--- START OF Listed entries ---
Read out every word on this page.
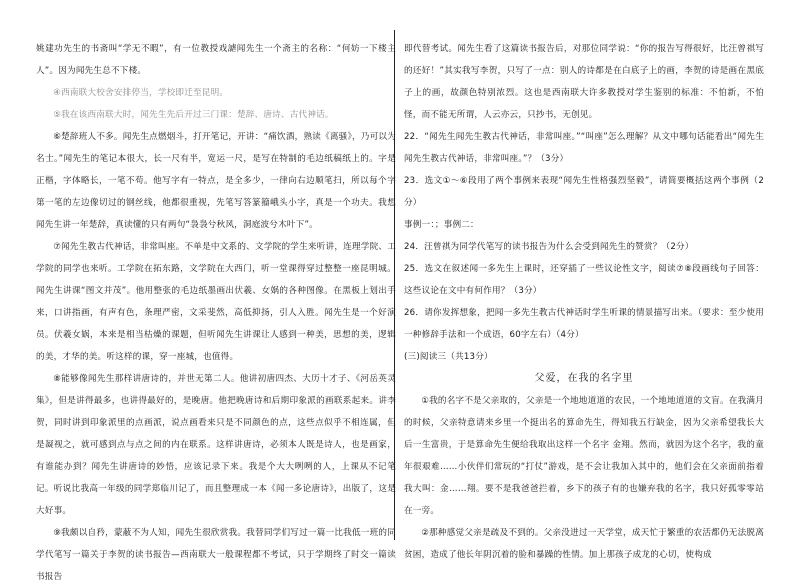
姚建功先生的书斋叫“学无不暇”，有一位教授戏謔闻先生一个斋主的名称：“何妨一下楼主人”。因为闻先生总不下楼。

④西南联大校舍安排停当，学校即迁至昆明。

⑤我在该西南联大时，闻先生先后开过三门课：楚辞、唐诗、古代神话。

⑥楚辞班人不多。闻先生点燃烟斗，打开笔记，开讲：“痛饮酒，熟读《离骚》，乃可以为名士。”闻先生的笔记本很大，长一尺有半，宽运一尺，是写在特制的毛边纸稿纸上的。字是正楷，字体略长，一笔不苟。他写字有一特点，是全多少，一律向右边顺笔扫，所以每个字第一笔的左边像切过的钢丝线，他都很重视，先笔写答篆籀峨头小字，真是一个功夫。我想闻先生讲一年楚辞，真读懂的只有两句“袅袅兮秋风，洞庭波兮木叶下”。

⑦闻先生教古代神话，非常叫座。不单是中文系的、文学院的学生来听讲，连理学院、工学院的同学也来听。工学院在拓东路，文学院在大西门，听一堂课得穿过整整一座昆明城。闻先生讲课“图文并茂”。他用整张的毛边纸墨画出伏羲、女娲的各种图像。在黑板上划出手来，口讲指画，有声有色，条理严密，文采斐然，高低抑扬，引人入胜。闻先生是一个好演员。伏羲女娲，本来是相当枯燥的课题，但听闻先生讲课让人感到一种美，思想的美，逻辑的美，才华的美。听这样的课，穿一座城，也值得。

⑧能够像闻先生那样讲唐诗的，并世无第二人。他讲初唐四杰、大历十才子、《河岳英灵集》，但是讲得最多，也讲得最好的，是晚唐。他把晚唐诗和后期印象派的画联系起来。讲李贺，同时讲到印象派里的点画派，说点画看来只是不同颜色的点，这些点似乎不相连属，但是凝视之，就可感到点与点之间的内在联系。这样讲唐诗，必须本人既是诗人，也是画家，有谁能办到？闻先生讲唐诗的妙悟，应该记录下来。我是个大大咧咧的人，上课从不记笔记。听说比我高一年级的同学郑临川记了，而且整理成一本《闻一多论唐诗》，出版了，这是大好事。

⑨我颇以自矜，蒙蔽不为人知，闻先生很欣赏我。我替同学们写过一篇一比我低一班的同学代笔写一篇关于李贺的读书报告—西南联大一般课程都不考试，只于学期终了时交一篇读书报告

即代替考试。闻先生看了这篇读书报告后，对那位同学说：“你的报告写得很好，比汪曾祺写的还好！”其实我写李贺，只写了一点：别人的诗都是在白底子上的画，李贺的诗是画在黑底子上的画，故颜色特别浓烈。这也是西南联大许多教授对学生鉴别的标准：不怕新，不怕怪，而不能无所谓，人云亦云，只抄书，无创见。

22．“闻先生闻先生教古代神话，非常叫座。”“叫座”怎么理解？从文中哪句话能看出“闻先生闻先生教古代神话，非常叫座。”？（3分）

23．选文①～⑥段用了两个事例来表现“闻先生性格强烈坚毅”，请简要概括这两个事例（2分）

事例一：；事例二：

24．汪曾祺为同学代笔写的读书报告为什么会受到闻先生的赞赏？（2分）

25．选文在叙述闻一多先生上课时，还穿插了一些议论性文字，阅读⑦⑧段画线句子回答：这些议论在文中有何作用？（3分）

26．请你发挥想象，把闻一多先生教古代神话时学生听课的情景描写出来。（要求：至少使用一种修辞手法和一个成语，60字左右）（4分）

(三)阅读三（共13分）

父爱，在我的名字里

①我的名字不是父亲取的，父亲是一个地地道道的农民，一个地地道道的文盲。在我满月的时候，父亲特意请来乡里一个挺出名的算命先生，得知我五行缺金，因为父亲希望我长大后一生富贵，于是算命先生便给我取出这样一个名字 金翔。然而，就因为这个名字，我的童年很艰难……小伙伴们常玩的“打仗”游戏，是不会让我加入其中的，他们会在父亲面前指着我大叫：金……翔。要不是我爸爸拦着，乡下的孩子有的也嫌弃我的名字，我只好孤零零站在一旁。

②那种感觉父亲是疏及不到的。父亲没进过一天学堂，成天忙于繁重的农活都仍无法脱离贫困，造成了他长年阴沉着的脸和暴躁的性情。加上那孩子成龙的心切，使构成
--- END OF Listed entries ---
__Problem to solve__
Repeat each line of the records above exactly, but do not copy the pictures.

__Task response__
Read out every word on this page.
姚建功先生的书斋叫“学无不暇”，有一位教授戏謔闻先生一个斋主的名称：“何妨一下楼主人”。因为闻先生总不下楼。

④西南联大校舍安排停当，学校即迁至昆明。

⑤我在该西南联大时，闻先生先后开过三门课：楚辞、唐诗、古代神话。

⑥楚辞班人不多。闻先生点燃烟斗，打开笔记，开讲：“痛饮酒，熟读《离骚》，乃可以为名士。”闻先生的笔记本很大，长一尺有半，宽运一尺，是写在特制的毛边纸稿纸上的。字是正楷，字体略长，一笔不苟。他写字有一特点，是全多少，一律向右边顺笔扫，所以每个字第一笔的左边像切过的钢丝线，他都很重视，先笔写答篆籀峨头小字，真是一个功夫。我想闻先生讲一年楚辞，真读懂的只有两句“袅袅兮秋风，洞庭波兮木叶下”。

⑦闻先生教古代神话，非常叫座。不单是中文系的、文学院的学生来听讲，连理学院、工学院的同学也来听。工学院在拓东路，文学院在大西门，听一堂课得穿过整整一座昆明城。闻先生讲课“图文并茂”。他用整张的毛边纸墨画出伏羲、女娲的各种图像。在黑板上划出手来，口讲指画，有声有色，条理严密，文采斐然，高低抑扬，引人入胜。闻先生是一个好演员。伏羲女娲，本来是相当枯燥的课题，但听闻先生讲课让人感到一种美，思想的美，逻辑的美，才华的美。听这样的课，穿一座城，也值得。

⑧能够像闻先生那样讲唐诗的，并世无第二人。他讲初唐四杰、大历十才子、《河岳英灵集》，但是讲得最多，也讲得最好的，是晚唐。他把晚唐诗和后期印象派的画联系起来。讲李贺，同时讲到印象派里的点画派，说点画看来只是不同颜色的点，这些点似乎不相连属，但是凝视之，就可感到点与点之间的内在联系。这样讲唐诗，必须本人既是诗人，也是画家，有谁能办到？闻先生讲唐诗的妙悟，应该记录下来。我是个大大咧咧的人，上课从不记笔记。听说比我高一年级的同学郑临川记了，而且整理成一本《闻一多论唐诗》，出版了，这是大好事。

⑨我颇以自矜，蒙蔽不为人知，闻先生很欣赏我。我替同学们写过一篇一比我低一班的同学代笔写一篇关于李贺的读书报告—西南联大一般课程都不考试，只于学期终了时交一篇读书报告

即代替考试。闻先生看了这篇读书报告后，对那位同学说：“你的报告写得很好，比汪曾祺写的还好！”其实我写李贺，只写了一点：别人的诗都是在白底子上的画，李贺的诗是画在黑底子上的画，故颜色特别浓烈。这也是西南联大许多教授对学生鉴别的标准：不怕新，不怕怪，而不能无所谓，人云亦云，只抄书，无创见。

22．“闻先生闻先生教古代神话，非常叫座。”“叫座”怎么理解？从文中哪句话能看出“闻先生闻先生教古代神话，非常叫座。”？（3分）

23．选文①～⑥段用了两个事例来表现“闻先生性格强烈坚毅”，请简要概括这两个事例（2分）

事例一：；事例二：

24．汪曾祺为同学代笔写的读书报告为什么会受到闻先生的赞赏？（2分）

25．选文在叙述闻一多先生上课时，还穿插了一些议论性文字，阅读⑦⑧段画线句子回答：这些议论在文中有何作用？（3分）

26．请你发挥想象，把闻一多先生教古代神话时学生听课的情景描写出来。（要求：至少使用一种修辞手法和一个成语，60字左右）（4分）

(三)阅读三（共13分）

父爱，在我的名字里

①我的名字不是父亲取的，父亲是一个地地道道的农民，一个地地道道的文盲。在我满月的时候，父亲特意请来乡里一个挺出名的算命先生，得知我五行缺金，因为父亲希望我长大后一生富贵，于是算命先生便给我取出这样一个名字 金翔。然而，就因为这个名字，我的童年很艰难……小伙伴们常玩的“打仗”游戏，是不会让我加入其中的，他们会在父亲面前指着我大叫：金……翔。要不是我爸爸拦着，乡下的孩子有的也嫌弃我的名字，我只好孤零零站在一旁。

②那种感觉父亲是疏及不到的。父亲没进过一天学堂，成天忙于繁重的农活都仍无法脱离贫困，造成了他长年阴沉着的脸和暴躁的性情。加上那孩子成龙的心切，使构成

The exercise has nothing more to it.